#### Page text:

◇ ◇ ◇

Outland is the tenth solo studio album by English musician Gary Numan, released in March 1991. It was Numan's second and last studio album to be released by I.R.S. Records.  It reached Number 39 on the UK charts. The songs "Heart" and "My World Storm" were released as singles; "Heart" charted at Number 43, while "My World Storm" eventually became a US-only promo single after a planned UK release was shelved due to the inner turmoil at the label around the release of the album. The latter however reached Number 46 on the US dance chart. The reaction to it was mixed with Q Magazine calling it 'repetitive and full of affection'.

Overview
Musically, Outland maintained previous albums' synth-pop/dance-funk style, which would continue until the artist's 1994 industrial album Sacrifice. The electro-jazz stylings of Outland are reminiscent of Numan's 1989 collaboration album with Bill Sharpe, Automatic, although its dystopian lyrics are more typical of Numan's solo work. Outland could almost be described as a concept album, as its songs share common themes and (in the case of the tracks "Confession" and "From Russia Infected") common musical and lyrical motifs. Indeed, Outland features more overt references to science-fiction than any other album Numan has released. The album features many vocal samples from notable sci-fi/action movies of the 1980s, including Blade Runner, The Terminator, Aliens and Predator (the title of Outland itself may be a reference to the 1981 science fiction film of the same name). The instrumental interludes on Outland add to the album's cinematic atmosphere. Of the album, Numan recalled:

Track listing
All songs written by Gary Numan.

◇ ◇ ◇

#### Entries supplied:
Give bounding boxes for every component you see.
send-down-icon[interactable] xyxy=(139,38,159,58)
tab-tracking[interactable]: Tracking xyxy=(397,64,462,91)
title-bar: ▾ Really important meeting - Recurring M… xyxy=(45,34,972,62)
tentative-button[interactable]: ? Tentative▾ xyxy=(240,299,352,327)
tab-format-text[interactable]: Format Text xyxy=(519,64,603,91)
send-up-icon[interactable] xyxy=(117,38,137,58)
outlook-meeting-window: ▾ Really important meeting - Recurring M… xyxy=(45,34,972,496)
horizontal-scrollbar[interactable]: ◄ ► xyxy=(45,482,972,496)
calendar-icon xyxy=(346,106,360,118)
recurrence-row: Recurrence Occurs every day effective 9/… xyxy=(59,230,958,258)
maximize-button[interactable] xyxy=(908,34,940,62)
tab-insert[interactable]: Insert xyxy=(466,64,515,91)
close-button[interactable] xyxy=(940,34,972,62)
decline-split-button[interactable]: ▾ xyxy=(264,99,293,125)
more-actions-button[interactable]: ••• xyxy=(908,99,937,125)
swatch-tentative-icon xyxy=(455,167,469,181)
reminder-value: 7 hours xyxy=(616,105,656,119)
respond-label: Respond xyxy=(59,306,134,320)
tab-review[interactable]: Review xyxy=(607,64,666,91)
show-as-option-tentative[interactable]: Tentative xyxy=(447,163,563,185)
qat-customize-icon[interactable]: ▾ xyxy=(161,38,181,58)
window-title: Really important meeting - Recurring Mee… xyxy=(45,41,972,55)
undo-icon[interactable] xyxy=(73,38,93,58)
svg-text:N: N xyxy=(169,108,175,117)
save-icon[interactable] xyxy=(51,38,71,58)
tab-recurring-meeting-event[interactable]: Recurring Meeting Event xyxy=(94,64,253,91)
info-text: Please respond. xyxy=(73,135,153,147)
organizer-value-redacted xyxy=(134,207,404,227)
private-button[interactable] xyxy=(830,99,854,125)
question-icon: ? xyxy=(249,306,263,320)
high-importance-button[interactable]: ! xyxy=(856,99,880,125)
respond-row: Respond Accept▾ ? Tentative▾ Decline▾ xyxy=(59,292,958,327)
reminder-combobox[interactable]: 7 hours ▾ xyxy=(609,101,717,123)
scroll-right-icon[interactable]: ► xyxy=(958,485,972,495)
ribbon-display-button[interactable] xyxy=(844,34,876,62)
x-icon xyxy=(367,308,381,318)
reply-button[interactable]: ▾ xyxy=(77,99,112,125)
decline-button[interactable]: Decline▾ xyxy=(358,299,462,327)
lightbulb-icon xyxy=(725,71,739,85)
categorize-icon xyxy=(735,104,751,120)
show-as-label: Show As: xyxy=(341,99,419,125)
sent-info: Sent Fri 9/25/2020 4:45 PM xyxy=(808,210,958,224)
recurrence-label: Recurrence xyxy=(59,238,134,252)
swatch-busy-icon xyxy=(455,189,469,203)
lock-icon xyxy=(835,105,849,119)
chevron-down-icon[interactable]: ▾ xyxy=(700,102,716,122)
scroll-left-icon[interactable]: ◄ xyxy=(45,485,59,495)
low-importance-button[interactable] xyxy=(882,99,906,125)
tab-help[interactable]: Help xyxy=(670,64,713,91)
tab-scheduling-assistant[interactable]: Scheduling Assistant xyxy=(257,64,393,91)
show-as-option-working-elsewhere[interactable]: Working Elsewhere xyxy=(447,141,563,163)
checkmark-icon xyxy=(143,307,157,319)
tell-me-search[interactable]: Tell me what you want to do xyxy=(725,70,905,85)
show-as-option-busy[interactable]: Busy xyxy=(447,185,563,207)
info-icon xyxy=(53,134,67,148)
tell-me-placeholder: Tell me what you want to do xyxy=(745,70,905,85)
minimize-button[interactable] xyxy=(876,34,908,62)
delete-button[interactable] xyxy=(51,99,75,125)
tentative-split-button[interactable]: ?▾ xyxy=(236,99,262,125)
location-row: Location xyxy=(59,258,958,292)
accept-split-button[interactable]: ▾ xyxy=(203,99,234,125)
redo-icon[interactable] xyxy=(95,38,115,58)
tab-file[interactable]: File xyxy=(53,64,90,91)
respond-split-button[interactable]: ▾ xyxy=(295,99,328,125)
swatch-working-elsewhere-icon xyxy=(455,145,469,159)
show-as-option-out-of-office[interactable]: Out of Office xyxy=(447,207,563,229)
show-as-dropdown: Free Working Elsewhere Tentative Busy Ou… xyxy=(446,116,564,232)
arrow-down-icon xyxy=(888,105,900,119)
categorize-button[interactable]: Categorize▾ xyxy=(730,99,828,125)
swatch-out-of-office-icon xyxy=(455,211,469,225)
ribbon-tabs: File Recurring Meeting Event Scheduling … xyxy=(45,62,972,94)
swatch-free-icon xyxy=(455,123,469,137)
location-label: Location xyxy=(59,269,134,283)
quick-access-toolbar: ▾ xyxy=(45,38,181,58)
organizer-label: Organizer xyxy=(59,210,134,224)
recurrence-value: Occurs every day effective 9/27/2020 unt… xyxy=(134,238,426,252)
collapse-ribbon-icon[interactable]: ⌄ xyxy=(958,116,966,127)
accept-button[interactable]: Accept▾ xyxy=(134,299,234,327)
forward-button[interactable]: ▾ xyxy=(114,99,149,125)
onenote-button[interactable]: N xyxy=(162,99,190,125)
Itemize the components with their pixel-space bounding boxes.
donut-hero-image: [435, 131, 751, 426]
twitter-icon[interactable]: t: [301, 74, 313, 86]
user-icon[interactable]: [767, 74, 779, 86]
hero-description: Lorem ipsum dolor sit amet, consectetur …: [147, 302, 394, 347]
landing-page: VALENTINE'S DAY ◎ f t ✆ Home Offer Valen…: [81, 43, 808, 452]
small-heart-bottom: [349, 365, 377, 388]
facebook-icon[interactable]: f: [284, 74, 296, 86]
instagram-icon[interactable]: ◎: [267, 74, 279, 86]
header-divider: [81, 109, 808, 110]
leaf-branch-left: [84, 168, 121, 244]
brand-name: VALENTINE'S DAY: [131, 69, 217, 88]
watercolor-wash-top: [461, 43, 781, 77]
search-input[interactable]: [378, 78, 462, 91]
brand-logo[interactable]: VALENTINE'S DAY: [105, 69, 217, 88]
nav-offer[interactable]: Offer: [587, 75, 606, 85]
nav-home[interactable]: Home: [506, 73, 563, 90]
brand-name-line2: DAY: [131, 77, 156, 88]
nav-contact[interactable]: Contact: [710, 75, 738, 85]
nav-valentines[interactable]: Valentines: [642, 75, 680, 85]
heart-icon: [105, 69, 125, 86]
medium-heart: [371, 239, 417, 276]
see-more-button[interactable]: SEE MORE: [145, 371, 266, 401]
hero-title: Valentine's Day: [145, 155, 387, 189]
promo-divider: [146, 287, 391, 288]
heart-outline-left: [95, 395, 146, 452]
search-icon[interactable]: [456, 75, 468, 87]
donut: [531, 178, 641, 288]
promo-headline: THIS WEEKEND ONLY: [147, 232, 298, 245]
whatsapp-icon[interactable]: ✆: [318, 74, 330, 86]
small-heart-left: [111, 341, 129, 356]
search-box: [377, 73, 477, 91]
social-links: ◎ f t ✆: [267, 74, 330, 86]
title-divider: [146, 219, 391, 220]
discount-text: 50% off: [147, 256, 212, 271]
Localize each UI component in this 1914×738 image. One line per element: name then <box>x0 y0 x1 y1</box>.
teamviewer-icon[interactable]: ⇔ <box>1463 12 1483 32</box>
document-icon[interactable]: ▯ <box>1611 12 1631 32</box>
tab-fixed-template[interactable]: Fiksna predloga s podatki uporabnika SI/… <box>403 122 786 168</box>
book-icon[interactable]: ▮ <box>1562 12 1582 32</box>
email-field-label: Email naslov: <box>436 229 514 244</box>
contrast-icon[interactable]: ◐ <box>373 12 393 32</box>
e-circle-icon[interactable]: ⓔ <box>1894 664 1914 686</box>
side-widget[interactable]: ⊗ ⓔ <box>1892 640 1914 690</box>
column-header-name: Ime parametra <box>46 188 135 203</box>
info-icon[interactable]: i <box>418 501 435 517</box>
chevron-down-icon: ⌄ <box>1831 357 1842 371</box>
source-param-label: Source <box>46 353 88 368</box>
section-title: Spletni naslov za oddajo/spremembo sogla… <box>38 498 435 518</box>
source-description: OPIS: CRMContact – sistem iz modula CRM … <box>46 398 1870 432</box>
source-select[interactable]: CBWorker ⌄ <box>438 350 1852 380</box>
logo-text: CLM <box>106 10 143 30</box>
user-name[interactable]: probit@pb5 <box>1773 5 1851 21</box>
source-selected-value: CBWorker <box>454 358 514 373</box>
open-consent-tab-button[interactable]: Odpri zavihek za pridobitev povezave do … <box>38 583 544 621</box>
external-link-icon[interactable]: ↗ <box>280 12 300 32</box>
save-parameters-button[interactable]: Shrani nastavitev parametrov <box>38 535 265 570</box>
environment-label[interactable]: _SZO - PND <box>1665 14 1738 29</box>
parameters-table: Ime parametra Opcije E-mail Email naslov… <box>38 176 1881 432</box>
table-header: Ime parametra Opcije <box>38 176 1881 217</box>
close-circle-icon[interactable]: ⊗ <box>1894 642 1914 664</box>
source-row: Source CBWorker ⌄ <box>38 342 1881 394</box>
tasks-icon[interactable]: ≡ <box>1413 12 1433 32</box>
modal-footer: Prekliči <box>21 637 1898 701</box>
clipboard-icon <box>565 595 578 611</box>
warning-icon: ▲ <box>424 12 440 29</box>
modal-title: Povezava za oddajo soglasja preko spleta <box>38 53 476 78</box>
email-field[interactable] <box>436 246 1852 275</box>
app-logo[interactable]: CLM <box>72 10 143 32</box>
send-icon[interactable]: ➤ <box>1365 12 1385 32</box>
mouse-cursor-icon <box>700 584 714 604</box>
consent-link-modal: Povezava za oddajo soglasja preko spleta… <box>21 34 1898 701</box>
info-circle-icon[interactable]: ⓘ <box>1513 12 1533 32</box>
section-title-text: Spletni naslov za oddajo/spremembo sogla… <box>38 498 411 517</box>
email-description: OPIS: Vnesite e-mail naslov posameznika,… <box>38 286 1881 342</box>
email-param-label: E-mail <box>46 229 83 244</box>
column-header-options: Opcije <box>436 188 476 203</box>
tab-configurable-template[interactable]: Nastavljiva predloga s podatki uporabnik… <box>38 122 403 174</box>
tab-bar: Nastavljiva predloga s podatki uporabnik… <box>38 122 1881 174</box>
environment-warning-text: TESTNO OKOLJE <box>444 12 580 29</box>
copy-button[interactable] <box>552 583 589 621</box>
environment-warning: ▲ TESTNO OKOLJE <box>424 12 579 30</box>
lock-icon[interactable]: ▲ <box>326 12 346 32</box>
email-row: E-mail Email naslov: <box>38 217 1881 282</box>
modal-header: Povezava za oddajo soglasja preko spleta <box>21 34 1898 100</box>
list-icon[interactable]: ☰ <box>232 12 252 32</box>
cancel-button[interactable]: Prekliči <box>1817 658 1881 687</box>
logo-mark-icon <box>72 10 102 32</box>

◇ ◇ ◇

#### Questions:
1) Reproduce the Outland text word for word between "Outland is the" and "full of affection'.", inclusive.
2) Name every film that the Outland text says the album draws vocal samples from.
The records were taken from a different source than the Outland text.

#### Solutions:
1)
Outland is the tenth solo studio album by English musician Gary Numan, released in March 1991. It was Numan's second and last studio album to be released by I.R.S. Records.  It reached Number 39 on the UK charts. The songs "Heart" and "My World Storm" were released as singles; "Heart" charted at Number 43, while "My World Storm" eventually became a US-only promo single after a planned UK release was shelved due to the inner turmoil at the label around the release of the album. The latter however reached Number 46 on the US dance chart. The reaction to it was mixed with Q Magazine calling it 'repetitive and full of affection'.

2)
Blade Runner
The Terminator
Aliens
Predator